▶ STATED PROBLEM
Search the material for the word "info" and report each line where it turns up.
====== RECORDS
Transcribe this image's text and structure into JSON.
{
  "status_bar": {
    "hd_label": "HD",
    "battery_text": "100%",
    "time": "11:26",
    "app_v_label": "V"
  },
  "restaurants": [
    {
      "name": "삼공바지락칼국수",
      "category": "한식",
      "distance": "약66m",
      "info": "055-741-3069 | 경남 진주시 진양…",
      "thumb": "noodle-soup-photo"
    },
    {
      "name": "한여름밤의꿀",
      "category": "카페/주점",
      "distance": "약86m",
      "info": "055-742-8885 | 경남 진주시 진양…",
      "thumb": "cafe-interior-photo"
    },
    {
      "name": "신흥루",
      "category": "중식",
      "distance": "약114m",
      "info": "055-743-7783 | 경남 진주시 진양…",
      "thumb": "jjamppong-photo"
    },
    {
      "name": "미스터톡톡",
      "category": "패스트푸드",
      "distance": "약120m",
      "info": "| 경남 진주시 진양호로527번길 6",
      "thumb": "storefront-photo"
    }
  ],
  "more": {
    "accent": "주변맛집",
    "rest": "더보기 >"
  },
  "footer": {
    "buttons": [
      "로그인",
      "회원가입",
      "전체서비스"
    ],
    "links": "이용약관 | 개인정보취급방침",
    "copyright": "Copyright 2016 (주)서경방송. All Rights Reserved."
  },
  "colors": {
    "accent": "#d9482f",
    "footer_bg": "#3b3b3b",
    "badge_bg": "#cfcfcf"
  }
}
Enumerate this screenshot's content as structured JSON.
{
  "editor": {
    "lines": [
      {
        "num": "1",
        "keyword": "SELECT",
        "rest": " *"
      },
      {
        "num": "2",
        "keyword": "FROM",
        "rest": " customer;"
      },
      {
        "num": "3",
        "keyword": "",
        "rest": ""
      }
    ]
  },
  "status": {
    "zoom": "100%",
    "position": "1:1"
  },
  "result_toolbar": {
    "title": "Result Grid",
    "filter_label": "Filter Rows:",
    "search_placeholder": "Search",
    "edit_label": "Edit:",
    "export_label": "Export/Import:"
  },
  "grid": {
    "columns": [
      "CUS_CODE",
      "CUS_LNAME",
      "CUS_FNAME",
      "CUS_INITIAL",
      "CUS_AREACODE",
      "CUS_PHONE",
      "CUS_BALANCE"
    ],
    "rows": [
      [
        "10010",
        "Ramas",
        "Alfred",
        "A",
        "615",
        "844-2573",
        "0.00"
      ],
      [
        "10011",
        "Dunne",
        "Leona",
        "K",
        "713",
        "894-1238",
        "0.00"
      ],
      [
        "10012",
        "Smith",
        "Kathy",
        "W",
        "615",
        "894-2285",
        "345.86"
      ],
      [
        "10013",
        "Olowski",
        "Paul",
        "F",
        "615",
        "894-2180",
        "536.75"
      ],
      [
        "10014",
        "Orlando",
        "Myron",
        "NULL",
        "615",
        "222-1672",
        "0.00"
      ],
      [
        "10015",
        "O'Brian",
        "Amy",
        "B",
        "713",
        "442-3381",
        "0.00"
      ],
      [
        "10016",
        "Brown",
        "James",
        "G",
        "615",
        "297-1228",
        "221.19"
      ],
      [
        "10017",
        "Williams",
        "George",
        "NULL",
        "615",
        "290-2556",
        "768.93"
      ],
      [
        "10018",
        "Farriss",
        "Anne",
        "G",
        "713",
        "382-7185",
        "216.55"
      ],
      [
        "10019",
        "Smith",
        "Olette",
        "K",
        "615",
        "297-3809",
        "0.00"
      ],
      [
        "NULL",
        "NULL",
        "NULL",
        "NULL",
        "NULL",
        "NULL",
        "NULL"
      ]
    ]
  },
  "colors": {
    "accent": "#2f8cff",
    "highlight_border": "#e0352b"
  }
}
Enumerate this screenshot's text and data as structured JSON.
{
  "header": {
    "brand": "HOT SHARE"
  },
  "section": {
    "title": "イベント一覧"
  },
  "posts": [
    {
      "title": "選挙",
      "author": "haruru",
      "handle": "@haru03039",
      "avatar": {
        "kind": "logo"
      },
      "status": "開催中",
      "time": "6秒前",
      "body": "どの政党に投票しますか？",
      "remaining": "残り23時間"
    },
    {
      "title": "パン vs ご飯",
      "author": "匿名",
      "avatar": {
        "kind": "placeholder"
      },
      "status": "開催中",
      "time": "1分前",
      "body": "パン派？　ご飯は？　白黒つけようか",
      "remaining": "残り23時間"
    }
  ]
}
============
▶ REPLY TO THE EXERCISE
      "info": "055-741-3069 | 경남 진주시 진양…",
      "info": "055-742-8885 | 경남 진주시 진양…",
      "info": "055-743-7783 | 경남 진주시 진양…",
      "info": "| 경남 진주시 진양호로527번길 6",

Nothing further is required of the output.